Reproduce the records below in their entirety, character for character.

□ □ □ □ □

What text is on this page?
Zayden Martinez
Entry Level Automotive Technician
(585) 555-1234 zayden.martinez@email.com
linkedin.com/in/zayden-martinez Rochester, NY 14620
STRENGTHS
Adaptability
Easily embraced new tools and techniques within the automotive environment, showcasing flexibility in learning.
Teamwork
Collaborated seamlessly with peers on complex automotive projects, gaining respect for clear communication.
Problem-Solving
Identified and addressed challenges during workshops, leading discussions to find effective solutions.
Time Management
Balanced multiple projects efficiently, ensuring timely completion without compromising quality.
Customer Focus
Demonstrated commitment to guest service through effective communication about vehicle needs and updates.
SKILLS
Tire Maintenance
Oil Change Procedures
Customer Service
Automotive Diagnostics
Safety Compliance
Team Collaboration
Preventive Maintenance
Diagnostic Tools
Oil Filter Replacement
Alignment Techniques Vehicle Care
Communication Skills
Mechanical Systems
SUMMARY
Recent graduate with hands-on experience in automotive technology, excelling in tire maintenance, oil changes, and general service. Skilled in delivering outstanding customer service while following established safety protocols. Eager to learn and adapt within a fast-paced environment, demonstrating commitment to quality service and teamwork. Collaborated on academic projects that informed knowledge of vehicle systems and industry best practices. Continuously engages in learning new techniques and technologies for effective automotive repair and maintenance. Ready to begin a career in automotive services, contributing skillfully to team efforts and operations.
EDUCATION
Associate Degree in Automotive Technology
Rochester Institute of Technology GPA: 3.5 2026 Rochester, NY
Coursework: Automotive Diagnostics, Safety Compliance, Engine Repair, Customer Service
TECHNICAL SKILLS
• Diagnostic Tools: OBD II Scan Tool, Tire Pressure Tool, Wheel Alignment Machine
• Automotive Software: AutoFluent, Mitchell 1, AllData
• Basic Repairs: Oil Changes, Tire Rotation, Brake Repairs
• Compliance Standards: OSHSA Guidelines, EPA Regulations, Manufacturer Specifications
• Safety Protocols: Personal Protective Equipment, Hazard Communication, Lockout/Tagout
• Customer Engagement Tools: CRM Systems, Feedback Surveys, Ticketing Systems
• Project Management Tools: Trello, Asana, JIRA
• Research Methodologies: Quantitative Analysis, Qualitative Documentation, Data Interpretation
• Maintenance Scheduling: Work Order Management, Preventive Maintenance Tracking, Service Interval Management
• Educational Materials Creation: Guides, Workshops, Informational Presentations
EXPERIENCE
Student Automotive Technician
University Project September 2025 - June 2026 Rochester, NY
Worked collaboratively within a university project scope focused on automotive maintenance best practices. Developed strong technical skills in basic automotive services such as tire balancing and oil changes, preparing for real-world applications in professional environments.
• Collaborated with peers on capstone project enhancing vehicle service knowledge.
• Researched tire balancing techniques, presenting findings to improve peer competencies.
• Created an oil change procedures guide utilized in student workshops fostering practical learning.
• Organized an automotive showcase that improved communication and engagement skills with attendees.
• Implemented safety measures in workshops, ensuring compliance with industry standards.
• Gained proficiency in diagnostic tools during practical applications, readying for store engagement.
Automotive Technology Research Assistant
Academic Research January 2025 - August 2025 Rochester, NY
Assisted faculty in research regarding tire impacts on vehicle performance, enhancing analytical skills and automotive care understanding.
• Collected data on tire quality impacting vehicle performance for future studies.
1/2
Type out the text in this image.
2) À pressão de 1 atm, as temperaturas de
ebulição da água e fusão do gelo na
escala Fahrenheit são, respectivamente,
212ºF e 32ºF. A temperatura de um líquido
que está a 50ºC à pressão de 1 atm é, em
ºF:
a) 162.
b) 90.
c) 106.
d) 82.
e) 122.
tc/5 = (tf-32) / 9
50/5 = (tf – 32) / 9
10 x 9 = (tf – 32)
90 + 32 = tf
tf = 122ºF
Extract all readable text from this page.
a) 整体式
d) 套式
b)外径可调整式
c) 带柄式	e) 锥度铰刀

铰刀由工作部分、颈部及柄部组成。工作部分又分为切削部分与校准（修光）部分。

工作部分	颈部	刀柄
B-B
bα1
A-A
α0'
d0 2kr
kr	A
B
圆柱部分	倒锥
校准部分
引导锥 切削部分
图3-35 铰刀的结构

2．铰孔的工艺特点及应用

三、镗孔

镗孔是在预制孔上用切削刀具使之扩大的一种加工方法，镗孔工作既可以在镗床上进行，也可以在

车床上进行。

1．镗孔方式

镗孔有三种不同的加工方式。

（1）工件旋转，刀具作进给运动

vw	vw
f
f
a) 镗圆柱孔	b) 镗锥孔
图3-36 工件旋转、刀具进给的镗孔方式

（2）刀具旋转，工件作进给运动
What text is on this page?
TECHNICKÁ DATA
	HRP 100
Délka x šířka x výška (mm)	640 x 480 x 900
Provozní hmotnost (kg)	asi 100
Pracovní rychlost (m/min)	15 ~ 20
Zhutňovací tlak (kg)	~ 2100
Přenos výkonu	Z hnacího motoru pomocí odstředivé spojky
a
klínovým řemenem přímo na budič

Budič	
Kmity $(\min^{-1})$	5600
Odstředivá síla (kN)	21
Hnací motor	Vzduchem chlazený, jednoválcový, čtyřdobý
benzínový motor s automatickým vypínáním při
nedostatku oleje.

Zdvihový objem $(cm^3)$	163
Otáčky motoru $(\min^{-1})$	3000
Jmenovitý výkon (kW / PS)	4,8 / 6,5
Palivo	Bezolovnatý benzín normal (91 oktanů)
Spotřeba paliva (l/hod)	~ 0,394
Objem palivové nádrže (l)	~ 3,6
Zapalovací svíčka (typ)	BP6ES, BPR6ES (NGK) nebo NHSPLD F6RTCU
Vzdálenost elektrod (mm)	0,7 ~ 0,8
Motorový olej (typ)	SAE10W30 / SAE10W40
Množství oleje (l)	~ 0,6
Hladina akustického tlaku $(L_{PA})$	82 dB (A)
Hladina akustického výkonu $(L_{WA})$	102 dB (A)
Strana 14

□ □ □ □ □

Full solution:
What text is on this page?
Zayden Martinez
Entry Level Automotive Technician
(585) 555-1234 zayden.martinez@email.com
linkedin.com/in/zayden-martinez Rochester, NY 14620
STRENGTHS
Adaptability
Easily embraced new tools and techniques within the automotive environment, showcasing flexibility in learning.
Teamwork
Collaborated seamlessly with peers on complex automotive projects, gaining respect for clear communication.
Problem-Solving
Identified and addressed challenges during workshops, leading discussions to find effective solutions.
Time Management
Balanced multiple projects efficiently, ensuring timely completion without compromising quality.
Customer Focus
Demonstrated commitment to guest service through effective communication about vehicle needs and updates.
SKILLS
Tire Maintenance
Oil Change Procedures
Customer Service
Automotive Diagnostics
Safety Compliance
Team Collaboration
Preventive Maintenance
Diagnostic Tools
Oil Filter Replacement
Alignment Techniques Vehicle Care
Communication Skills
Mechanical Systems
SUMMARY
Recent graduate with hands-on experience in automotive technology, excelling in tire maintenance, oil changes, and general service. Skilled in delivering outstanding customer service while following established safety protocols. Eager to learn and adapt within a fast-paced environment, demonstrating commitment to quality service and teamwork. Collaborated on academic projects that informed knowledge of vehicle systems and industry best practices. Continuously engages in learning new techniques and technologies for effective automotive repair and maintenance. Ready to begin a career in automotive services, contributing skillfully to team efforts and operations.
EDUCATION
Associate Degree in Automotive Technology
Rochester Institute of Technology GPA: 3.5 2026 Rochester, NY
Coursework: Automotive Diagnostics, Safety Compliance, Engine Repair, Customer Service
TECHNICAL SKILLS
• Diagnostic Tools: OBD II Scan Tool, Tire Pressure Tool, Wheel Alignment Machine
• Automotive Software: AutoFluent, Mitchell 1, AllData
• Basic Repairs: Oil Changes, Tire Rotation, Brake Repairs
• Compliance Standards: OSHSA Guidelines, EPA Regulations, Manufacturer Specifications
• Safety Protocols: Personal Protective Equipment, Hazard Communication, Lockout/Tagout
• Customer Engagement Tools: CRM Systems, Feedback Surveys, Ticketing Systems
• Project Management Tools: Trello, Asana, JIRA
• Research Methodologies: Quantitative Analysis, Qualitative Documentation, Data Interpretation
• Maintenance Scheduling: Work Order Management, Preventive Maintenance Tracking, Service Interval Management
• Educational Materials Creation: Guides, Workshops, Informational Presentations
EXPERIENCE
Student Automotive Technician
University Project September 2025 - June 2026 Rochester, NY
Worked collaboratively within a university project scope focused on automotive maintenance best practices. Developed strong technical skills in basic automotive services such as tire balancing and oil changes, preparing for real-world applications in professional environments.
• Collaborated with peers on capstone project enhancing vehicle service knowledge.
• Researched tire balancing techniques, presenting findings to improve peer competencies.
• Created an oil change procedures guide utilized in student workshops fostering practical learning.
• Organized an automotive showcase that improved communication and engagement skills with attendees.
• Implemented safety measures in workshops, ensuring compliance with industry standards.
• Gained proficiency in diagnostic tools during practical applications, readying for store engagement.
Automotive Technology Research Assistant
Academic Research January 2025 - August 2025 Rochester, NY
Assisted faculty in research regarding tire impacts on vehicle performance, enhancing analytical skills and automotive care understanding.
• Collected data on tire quality impacting vehicle performance for future studies.
1/2
Type out the text in this image.
2) À pressão de 1 atm, as temperaturas de
ebulição da água e fusão do gelo na
escala Fahrenheit são, respectivamente,
212ºF e 32ºF. A temperatura de um líquido
que está a 50ºC à pressão de 1 atm é, em
ºF:
a) 162.
b) 90.
c) 106.
d) 82.
e) 122.
tc/5 = (tf-32) / 9
50/5 = (tf – 32) / 9
10 x 9 = (tf – 32)
90 + 32 = tf
tf = 122ºF
Extract all readable text from this page.
a) 整体式
d) 套式
b)外径可调整式
c) 带柄式	e) 锥度铰刀

铰刀由工作部分、颈部及柄部组成。工作部分又分为切削部分与校准（修光）部分。

工作部分	颈部	刀柄
B-B
bα1
A-A
α0'
d0 2kr
kr	A
B
圆柱部分	倒锥
校准部分
引导锥 切削部分
图3-35 铰刀的结构

2．铰孔的工艺特点及应用

三、镗孔

镗孔是在预制孔上用切削刀具使之扩大的一种加工方法，镗孔工作既可以在镗床上进行，也可以在

车床上进行。

1．镗孔方式

镗孔有三种不同的加工方式。

（1）工件旋转，刀具作进给运动

vw	vw
f
f
a) 镗圆柱孔	b) 镗锥孔
图3-36 工件旋转、刀具进给的镗孔方式

（2）刀具旋转，工件作进给运动
What text is on this page?
TECHNICKÁ DATA
	HRP 100
Délka x šířka x výška (mm)	640 x 480 x 900
Provozní hmotnost (kg)	asi 100
Pracovní rychlost (m/min)	15 ~ 20
Zhutňovací tlak (kg)	~ 2100
Přenos výkonu	Z hnacího motoru pomocí odstředivé spojky
a
klínovým řemenem přímo na budič

Budič	
Kmity $(\min^{-1})$	5600
Odstředivá síla (kN)	21
Hnací motor	Vzduchem chlazený, jednoválcový, čtyřdobý
benzínový motor s automatickým vypínáním při
nedostatku oleje.

Zdvihový objem $(cm^3)$	163
Otáčky motoru $(\min^{-1})$	3000
Jmenovitý výkon (kW / PS)	4,8 / 6,5
Palivo	Bezolovnatý benzín normal (91 oktanů)
Spotřeba paliva (l/hod)	~ 0,394
Objem palivové nádrže (l)	~ 3,6
Zapalovací svíčka (typ)	BP6ES, BPR6ES (NGK) nebo NHSPLD F6RTCU
Vzdálenost elektrod (mm)	0,7 ~ 0,8
Motorový olej (typ)	SAE10W30 / SAE10W40
Množství oleje (l)	~ 0,6
Hladina akustického tlaku $(L_{PA})$	82 dB (A)
Hladina akustického výkonu $(L_{WA})$	102 dB (A)
Strana 14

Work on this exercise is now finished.